# Start of Information provided

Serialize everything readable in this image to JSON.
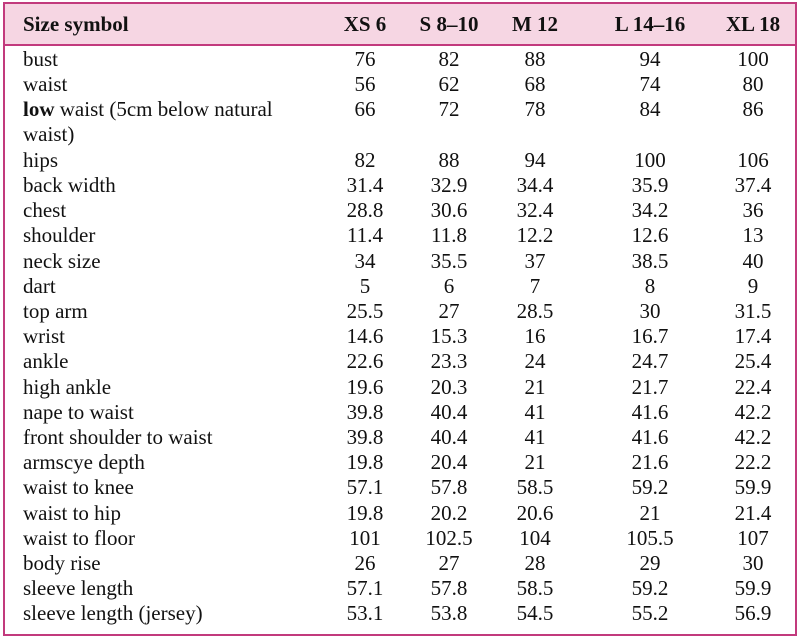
{
  "table": {
    "header": [
      "Size symbol",
      "XS 6",
      "S 8–10",
      "M 12",
      "L 14–16",
      "XL 18"
    ],
    "rows": [
      {
        "label": "bust",
        "values": [
          76,
          82,
          88,
          94,
          100
        ]
      },
      {
        "label": "waist",
        "values": [
          56,
          62,
          68,
          74,
          80
        ]
      },
      {
        "label_bold": "low",
        "label": "waist (5cm below natural waist)",
        "values": [
          66,
          72,
          78,
          84,
          86
        ]
      },
      {
        "label": "hips",
        "values": [
          82,
          88,
          94,
          100,
          106
        ]
      },
      {
        "label": "back width",
        "values": [
          31.4,
          32.9,
          34.4,
          35.9,
          37.4
        ]
      },
      {
        "label": "chest",
        "values": [
          28.8,
          30.6,
          32.4,
          34.2,
          36
        ]
      },
      {
        "label": "shoulder",
        "values": [
          11.4,
          11.8,
          12.2,
          12.6,
          13
        ]
      },
      {
        "label": "neck size",
        "values": [
          34,
          35.5,
          37,
          38.5,
          40
        ]
      },
      {
        "label": "dart",
        "values": [
          5,
          6,
          7,
          8,
          9
        ]
      },
      {
        "label": "top arm",
        "values": [
          25.5,
          27,
          28.5,
          30,
          31.5
        ]
      },
      {
        "label": "wrist",
        "values": [
          14.6,
          15.3,
          16,
          16.7,
          17.4
        ]
      },
      {
        "label": "ankle",
        "values": [
          22.6,
          23.3,
          24,
          24.7,
          25.4
        ]
      },
      {
        "label": "high ankle",
        "values": [
          19.6,
          20.3,
          21,
          21.7,
          22.4
        ]
      },
      {
        "label": "nape to waist",
        "values": [
          39.8,
          40.4,
          41,
          41.6,
          42.2
        ]
      },
      {
        "label": "front shoulder to waist",
        "values": [
          39.8,
          40.4,
          41,
          41.6,
          42.2
        ]
      },
      {
        "label": "armscye depth",
        "values": [
          19.8,
          20.4,
          21,
          21.6,
          22.2
        ]
      },
      {
        "label": "waist to knee",
        "values": [
          57.1,
          57.8,
          58.5,
          59.2,
          59.9
        ]
      },
      {
        "label": "waist to hip",
        "values": [
          19.8,
          20.2,
          20.6,
          21,
          21.4
        ]
      },
      {
        "label": "waist to floor",
        "values": [
          101,
          102.5,
          104,
          105.5,
          107
        ]
      },
      {
        "label": "body rise",
        "values": [
          26,
          27,
          28,
          29,
          30
        ]
      },
      {
        "label": "sleeve length",
        "values": [
          57.1,
          57.8,
          58.5,
          59.2,
          59.9
        ]
      },
      {
        "label": "sleeve length (jersey)",
        "values": [
          53.1,
          53.8,
          54.5,
          55.2,
          56.9
        ]
      }
    ]
  }
}
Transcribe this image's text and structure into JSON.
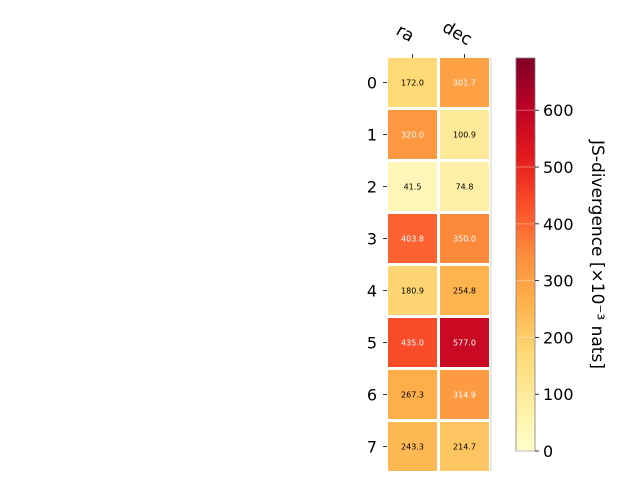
{
  "chart_data": {
    "type": "heatmap",
    "columns": [
      "ra",
      "dec"
    ],
    "rows": [
      "0",
      "1",
      "2",
      "3",
      "4",
      "5",
      "6",
      "7"
    ],
    "values": [
      [
        172.0,
        301.7
      ],
      [
        320.0,
        100.9
      ],
      [
        41.5,
        74.8
      ],
      [
        403.8,
        350.0
      ],
      [
        180.9,
        254.8
      ],
      [
        435.0,
        577.0
      ],
      [
        267.3,
        314.9
      ],
      [
        243.3,
        214.7
      ]
    ],
    "value_labels": [
      [
        "172.0",
        "301.7"
      ],
      [
        "320.0",
        "100.9"
      ],
      [
        "41.5",
        "74.8"
      ],
      [
        "403.8",
        "350.0"
      ],
      [
        "180.9",
        "254.8"
      ],
      [
        "435.0",
        "577.0"
      ],
      [
        "267.3",
        "314.9"
      ],
      [
        "243.3",
        "214.7"
      ]
    ],
    "colorbar": {
      "label": "JS-divergence [×10⁻³ nats]",
      "vmin": 0,
      "vmax": 692,
      "ticks": [
        0,
        100,
        200,
        300,
        400,
        500,
        600
      ],
      "colormap": "YlOrRd"
    },
    "colormap_stops": [
      "#ffffcc",
      "#ffeda0",
      "#fed976",
      "#feb24c",
      "#fd8d3c",
      "#fc4e2a",
      "#e31a1c",
      "#bd0026",
      "#800026"
    ],
    "text_color_dark": "#000000",
    "text_color_light": "#ffffff"
  }
}
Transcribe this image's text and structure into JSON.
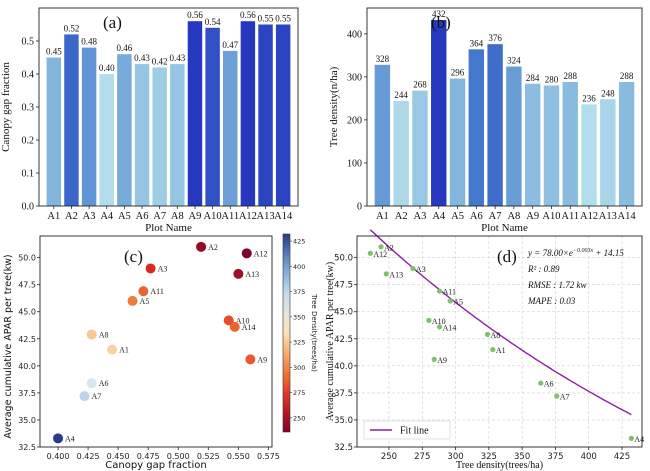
{
  "chart_data": [
    {
      "panel": "(a)",
      "type": "bar",
      "xlabel": "Plot Name",
      "ylabel": "Canopy gap fraction",
      "ylim": [
        0,
        0.6
      ],
      "yticks": [
        "0.0",
        "0.1",
        "0.2",
        "0.3",
        "0.4",
        "0.5"
      ],
      "categories": [
        "A1",
        "A2",
        "A3",
        "A4",
        "A5",
        "A6",
        "A7",
        "A8",
        "A9",
        "A10",
        "A11",
        "A12",
        "A13",
        "A14"
      ],
      "values": [
        0.45,
        0.52,
        0.48,
        0.4,
        0.46,
        0.43,
        0.42,
        0.43,
        0.56,
        0.54,
        0.47,
        0.56,
        0.55,
        0.55
      ],
      "value_labels": [
        "0.45",
        "0.52",
        "0.48",
        "0.40",
        "0.46",
        "0.43",
        "0.42",
        "0.43",
        "0.56",
        "0.54",
        "0.47",
        "0.56",
        "0.55",
        "0.55"
      ],
      "colormap": "Blues"
    },
    {
      "panel": "(b)",
      "type": "bar",
      "xlabel": "Plot Name",
      "ylabel": "Tree density(n/ha)",
      "ylim": [
        0,
        460
      ],
      "yticks": [
        "0",
        "100",
        "200",
        "300",
        "400"
      ],
      "categories": [
        "A1",
        "A2",
        "A3",
        "A4",
        "A5",
        "A6",
        "A7",
        "A8",
        "A9",
        "A10",
        "A11",
        "A12",
        "A13",
        "A14"
      ],
      "values": [
        328,
        244,
        268,
        432,
        296,
        364,
        376,
        324,
        284,
        280,
        288,
        236,
        248,
        288
      ],
      "value_labels": [
        "328",
        "244",
        "268",
        "432",
        "296",
        "364",
        "376",
        "324",
        "284",
        "280",
        "288",
        "236",
        "248",
        "288"
      ],
      "colormap": "Blues"
    },
    {
      "panel": "(c)",
      "type": "scatter",
      "xlabel": "Canopy gap fraction",
      "ylabel": "Average cumulative APAR per tree(kw)",
      "xlim": [
        0.385,
        0.578
      ],
      "ylim": [
        32.5,
        52.0
      ],
      "xticks": [
        "0.400",
        "0.425",
        "0.450",
        "0.475",
        "0.500",
        "0.525",
        "0.550",
        "0.575"
      ],
      "yticks": [
        "32.5",
        "35.0",
        "37.5",
        "40.0",
        "42.5",
        "45.0",
        "47.5",
        "50.0"
      ],
      "colorbar_label": "Tree Density(trees/ha)",
      "colorbar_range": [
        236,
        432
      ],
      "colorbar_ticks": [
        "250",
        "275",
        "300",
        "325",
        "350",
        "375",
        "400",
        "425"
      ],
      "points": [
        {
          "label": "A1",
          "x": 0.445,
          "y": 41.5,
          "c": 328
        },
        {
          "label": "A2",
          "x": 0.519,
          "y": 51.0,
          "c": 244
        },
        {
          "label": "A3",
          "x": 0.477,
          "y": 49.0,
          "c": 268
        },
        {
          "label": "A4",
          "x": 0.4,
          "y": 33.3,
          "c": 432
        },
        {
          "label": "A5",
          "x": 0.462,
          "y": 46.0,
          "c": 296
        },
        {
          "label": "A6",
          "x": 0.428,
          "y": 38.4,
          "c": 364
        },
        {
          "label": "A7",
          "x": 0.422,
          "y": 37.2,
          "c": 376
        },
        {
          "label": "A8",
          "x": 0.428,
          "y": 42.9,
          "c": 324
        },
        {
          "label": "A9",
          "x": 0.56,
          "y": 40.6,
          "c": 284
        },
        {
          "label": "A10",
          "x": 0.542,
          "y": 44.2,
          "c": 280
        },
        {
          "label": "A11",
          "x": 0.471,
          "y": 46.9,
          "c": 288
        },
        {
          "label": "A12",
          "x": 0.557,
          "y": 50.4,
          "c": 236
        },
        {
          "label": "A13",
          "x": 0.55,
          "y": 48.5,
          "c": 248
        },
        {
          "label": "A14",
          "x": 0.547,
          "y": 43.6,
          "c": 288
        }
      ]
    },
    {
      "panel": "(d)",
      "type": "scatter",
      "xlabel": "Tree density(trees/ha)",
      "ylabel": "Average cumulative APAR per tree(kw)",
      "xlim": [
        226,
        440
      ],
      "ylim": [
        32.5,
        52.0
      ],
      "xticks": [
        "250",
        "275",
        "300",
        "325",
        "350",
        "375",
        "400",
        "425"
      ],
      "yticks": [
        "32.5",
        "35.0",
        "37.5",
        "40.0",
        "42.5",
        "45.0",
        "47.5",
        "50.0"
      ],
      "legend": {
        "label": "Fit line",
        "position": "lower-left"
      },
      "annotations": {
        "equation": "y = 78.00×e",
        "equation_exp": "−0.003x",
        "equation_tail": " + 14.15",
        "r2": "R² : 0.89",
        "rmse": "RMSE : 1.72 kw",
        "mape": "MAPE : 0.03"
      },
      "fit": {
        "a": 78.0,
        "b": -0.003,
        "c": 14.15,
        "x_range": [
          236,
          432
        ],
        "color": "#8b1fa8"
      },
      "points": [
        {
          "label": "A1",
          "x": 328,
          "y": 41.5
        },
        {
          "label": "A2",
          "x": 244,
          "y": 51.0
        },
        {
          "label": "A3",
          "x": 268,
          "y": 49.0
        },
        {
          "label": "A4",
          "x": 432,
          "y": 33.3
        },
        {
          "label": "A5",
          "x": 296,
          "y": 46.0
        },
        {
          "label": "A6",
          "x": 364,
          "y": 38.4
        },
        {
          "label": "A7",
          "x": 376,
          "y": 37.2
        },
        {
          "label": "A8",
          "x": 324,
          "y": 42.9
        },
        {
          "label": "A9",
          "x": 284,
          "y": 40.6
        },
        {
          "label": "A10",
          "x": 280,
          "y": 44.2
        },
        {
          "label": "A11",
          "x": 288,
          "y": 46.9
        },
        {
          "label": "A12",
          "x": 236,
          "y": 50.4
        },
        {
          "label": "A13",
          "x": 248,
          "y": 48.5
        },
        {
          "label": "A14",
          "x": 288,
          "y": 43.6
        }
      ],
      "point_color": "#7fbf6e"
    }
  ]
}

# End of Information provided

Using the records given above, list every line that includes the word "length".

*Complete output*:
        "label": "sleeve length",
        "label": "sleeve length (jersey)",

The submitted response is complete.